* Begin *

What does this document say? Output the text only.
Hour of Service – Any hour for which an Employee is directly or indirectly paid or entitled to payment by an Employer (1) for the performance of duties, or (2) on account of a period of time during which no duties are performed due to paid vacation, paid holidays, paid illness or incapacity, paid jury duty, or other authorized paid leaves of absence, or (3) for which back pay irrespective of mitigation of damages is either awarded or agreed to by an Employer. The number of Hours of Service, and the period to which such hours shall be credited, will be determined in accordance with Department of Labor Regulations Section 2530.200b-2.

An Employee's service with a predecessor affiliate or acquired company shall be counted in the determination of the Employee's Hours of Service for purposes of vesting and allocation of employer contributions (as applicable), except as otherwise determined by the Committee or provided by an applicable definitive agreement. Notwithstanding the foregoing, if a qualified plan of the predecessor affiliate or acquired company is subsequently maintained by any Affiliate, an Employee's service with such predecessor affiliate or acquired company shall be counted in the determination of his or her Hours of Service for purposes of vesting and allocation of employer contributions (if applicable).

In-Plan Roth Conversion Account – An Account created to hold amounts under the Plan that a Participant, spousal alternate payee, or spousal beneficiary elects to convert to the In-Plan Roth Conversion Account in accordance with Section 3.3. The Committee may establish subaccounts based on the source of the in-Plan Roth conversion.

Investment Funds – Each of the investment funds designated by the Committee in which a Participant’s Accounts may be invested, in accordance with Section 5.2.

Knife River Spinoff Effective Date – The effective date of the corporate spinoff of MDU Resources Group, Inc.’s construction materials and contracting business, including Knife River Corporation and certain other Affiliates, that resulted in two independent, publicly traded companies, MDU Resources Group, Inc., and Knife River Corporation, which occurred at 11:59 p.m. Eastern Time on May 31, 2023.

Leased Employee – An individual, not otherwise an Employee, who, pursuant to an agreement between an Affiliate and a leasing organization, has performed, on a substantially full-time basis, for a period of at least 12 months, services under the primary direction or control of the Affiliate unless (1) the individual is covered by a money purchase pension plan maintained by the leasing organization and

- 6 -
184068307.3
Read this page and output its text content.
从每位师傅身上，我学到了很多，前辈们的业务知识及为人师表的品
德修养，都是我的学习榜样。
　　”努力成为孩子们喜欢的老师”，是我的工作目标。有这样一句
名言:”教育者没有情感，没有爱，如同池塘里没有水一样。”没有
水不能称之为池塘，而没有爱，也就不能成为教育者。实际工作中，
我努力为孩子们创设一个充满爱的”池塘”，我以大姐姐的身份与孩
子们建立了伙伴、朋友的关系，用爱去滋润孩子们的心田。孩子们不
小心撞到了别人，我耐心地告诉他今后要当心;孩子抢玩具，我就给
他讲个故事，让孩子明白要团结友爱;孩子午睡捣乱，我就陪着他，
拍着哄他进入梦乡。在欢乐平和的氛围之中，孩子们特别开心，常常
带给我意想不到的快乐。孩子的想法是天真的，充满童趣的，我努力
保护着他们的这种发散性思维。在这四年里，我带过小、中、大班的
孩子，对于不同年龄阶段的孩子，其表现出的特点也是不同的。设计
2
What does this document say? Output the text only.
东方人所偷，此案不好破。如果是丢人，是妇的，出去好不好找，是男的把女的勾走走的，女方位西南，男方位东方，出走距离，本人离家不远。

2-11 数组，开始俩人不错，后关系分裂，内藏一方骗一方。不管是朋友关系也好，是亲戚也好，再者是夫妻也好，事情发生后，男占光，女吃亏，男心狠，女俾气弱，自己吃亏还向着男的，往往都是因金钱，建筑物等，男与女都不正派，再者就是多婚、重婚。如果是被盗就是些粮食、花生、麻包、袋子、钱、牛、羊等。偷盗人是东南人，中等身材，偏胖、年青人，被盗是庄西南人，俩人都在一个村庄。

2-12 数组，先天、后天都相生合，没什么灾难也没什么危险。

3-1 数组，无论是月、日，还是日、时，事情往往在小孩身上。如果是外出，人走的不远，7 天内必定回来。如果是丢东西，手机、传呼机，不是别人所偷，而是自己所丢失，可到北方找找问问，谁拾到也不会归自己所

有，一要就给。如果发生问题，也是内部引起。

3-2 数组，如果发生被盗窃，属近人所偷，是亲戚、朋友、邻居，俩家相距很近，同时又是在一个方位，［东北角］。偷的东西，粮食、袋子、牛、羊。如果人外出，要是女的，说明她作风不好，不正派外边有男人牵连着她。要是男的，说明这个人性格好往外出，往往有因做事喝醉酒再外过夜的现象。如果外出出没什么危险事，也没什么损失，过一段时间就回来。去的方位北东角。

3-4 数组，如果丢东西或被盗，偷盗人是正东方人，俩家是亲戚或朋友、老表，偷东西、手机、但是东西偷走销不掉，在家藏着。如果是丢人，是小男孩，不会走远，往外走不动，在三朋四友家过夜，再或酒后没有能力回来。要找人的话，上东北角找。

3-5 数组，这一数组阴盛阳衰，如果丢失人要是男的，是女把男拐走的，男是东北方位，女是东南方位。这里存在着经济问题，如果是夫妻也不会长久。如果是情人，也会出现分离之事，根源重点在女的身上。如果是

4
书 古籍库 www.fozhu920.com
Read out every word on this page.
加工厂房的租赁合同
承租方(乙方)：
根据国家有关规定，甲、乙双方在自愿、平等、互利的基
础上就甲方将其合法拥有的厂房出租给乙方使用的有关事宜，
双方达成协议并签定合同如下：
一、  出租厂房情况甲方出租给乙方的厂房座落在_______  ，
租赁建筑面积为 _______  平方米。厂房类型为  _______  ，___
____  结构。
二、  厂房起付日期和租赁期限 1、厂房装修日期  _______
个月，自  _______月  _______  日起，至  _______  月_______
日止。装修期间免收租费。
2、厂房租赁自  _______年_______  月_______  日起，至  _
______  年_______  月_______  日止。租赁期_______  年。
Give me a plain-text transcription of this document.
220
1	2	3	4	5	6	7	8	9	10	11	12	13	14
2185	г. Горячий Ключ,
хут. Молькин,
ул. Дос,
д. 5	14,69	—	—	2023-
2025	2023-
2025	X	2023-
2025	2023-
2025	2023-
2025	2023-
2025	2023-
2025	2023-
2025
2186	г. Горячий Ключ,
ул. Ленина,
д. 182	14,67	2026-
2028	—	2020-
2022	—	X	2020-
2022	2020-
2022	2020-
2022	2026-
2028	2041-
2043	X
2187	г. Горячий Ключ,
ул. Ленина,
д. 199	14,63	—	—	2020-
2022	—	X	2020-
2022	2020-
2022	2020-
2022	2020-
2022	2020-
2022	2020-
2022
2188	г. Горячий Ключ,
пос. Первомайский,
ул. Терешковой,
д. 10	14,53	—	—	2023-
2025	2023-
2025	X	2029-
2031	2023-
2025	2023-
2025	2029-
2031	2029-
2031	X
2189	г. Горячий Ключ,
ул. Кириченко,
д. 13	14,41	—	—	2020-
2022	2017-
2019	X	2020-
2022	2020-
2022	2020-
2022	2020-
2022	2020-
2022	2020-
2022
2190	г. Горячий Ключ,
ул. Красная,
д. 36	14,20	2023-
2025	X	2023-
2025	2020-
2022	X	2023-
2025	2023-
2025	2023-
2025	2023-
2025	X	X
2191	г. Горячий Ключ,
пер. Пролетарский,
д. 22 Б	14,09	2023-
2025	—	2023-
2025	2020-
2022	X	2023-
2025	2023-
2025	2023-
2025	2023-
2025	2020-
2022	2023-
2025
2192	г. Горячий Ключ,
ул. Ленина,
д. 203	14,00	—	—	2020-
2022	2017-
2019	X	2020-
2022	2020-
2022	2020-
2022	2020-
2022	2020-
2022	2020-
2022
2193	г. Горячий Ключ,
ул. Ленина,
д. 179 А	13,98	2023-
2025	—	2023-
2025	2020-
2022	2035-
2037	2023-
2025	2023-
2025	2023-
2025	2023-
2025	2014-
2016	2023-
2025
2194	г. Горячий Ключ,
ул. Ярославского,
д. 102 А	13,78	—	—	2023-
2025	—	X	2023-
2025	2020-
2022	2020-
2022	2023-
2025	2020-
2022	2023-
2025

* End *

> Short exercise
Identify every line above with the string "under" in it. Copy those lines.

> Task solution
In-Plan Roth Conversion Account – An Account created to hold amounts under the Plan that a Participant, spousal alternate payee, or spousal beneficiary elects to convert to the In-Plan Roth Conversion Account in accordance with Section 3.3. The Committee may establish subaccounts based on the source of the in-Plan Roth conversion.
Leased Employee – An individual, not otherwise an Employee, who, pursuant to an agreement between an Affiliate and a leasing organization, has performed, on a substantially full-time basis, for a period of at least 12 months, services under the primary direction or control of the Affiliate unless (1) the individual is covered by a money purchase pension plan maintained by the leasing organization and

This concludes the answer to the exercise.